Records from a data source

-*-

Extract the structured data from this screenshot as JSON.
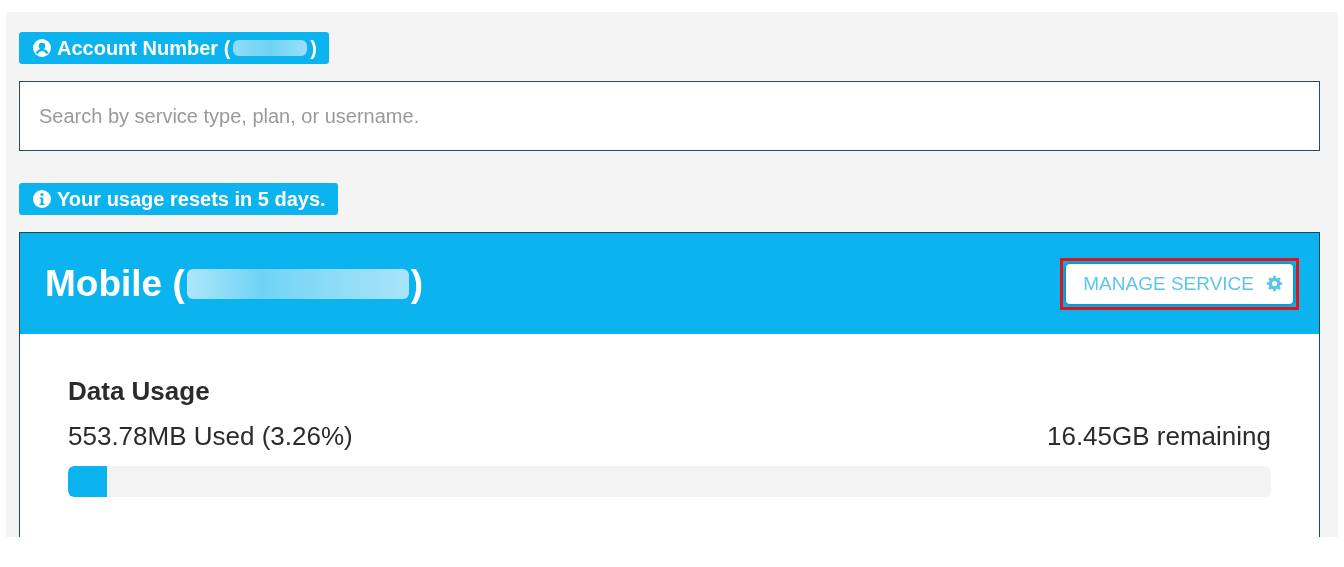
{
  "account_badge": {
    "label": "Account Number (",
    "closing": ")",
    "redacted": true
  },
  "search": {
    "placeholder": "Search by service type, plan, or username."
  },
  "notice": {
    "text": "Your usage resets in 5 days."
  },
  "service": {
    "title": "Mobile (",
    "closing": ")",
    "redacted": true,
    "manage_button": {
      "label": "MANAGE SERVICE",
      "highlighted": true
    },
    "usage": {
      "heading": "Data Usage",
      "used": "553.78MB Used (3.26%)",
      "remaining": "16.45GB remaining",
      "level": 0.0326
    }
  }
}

-*-

* _Task requirements_: Set down the material exactly, every line of it, except for the pictures.

* _Answer below_:
Extract the structured data from this screenshot as JSON.
{
  "account_badge": {
    "label": "Account Number (",
    "closing": ")",
    "redacted": true
  },
  "search": {
    "placeholder": "Search by service type, plan, or username."
  },
  "notice": {
    "text": "Your usage resets in 5 days."
  },
  "service": {
    "title": "Mobile (",
    "closing": ")",
    "redacted": true,
    "manage_button": {
      "label": "MANAGE SERVICE",
      "highlighted": true
    },
    "usage": {
      "heading": "Data Usage",
      "used": "553.78MB Used (3.26%)",
      "remaining": "16.45GB remaining",
      "level": 0.0326
    }
  }
}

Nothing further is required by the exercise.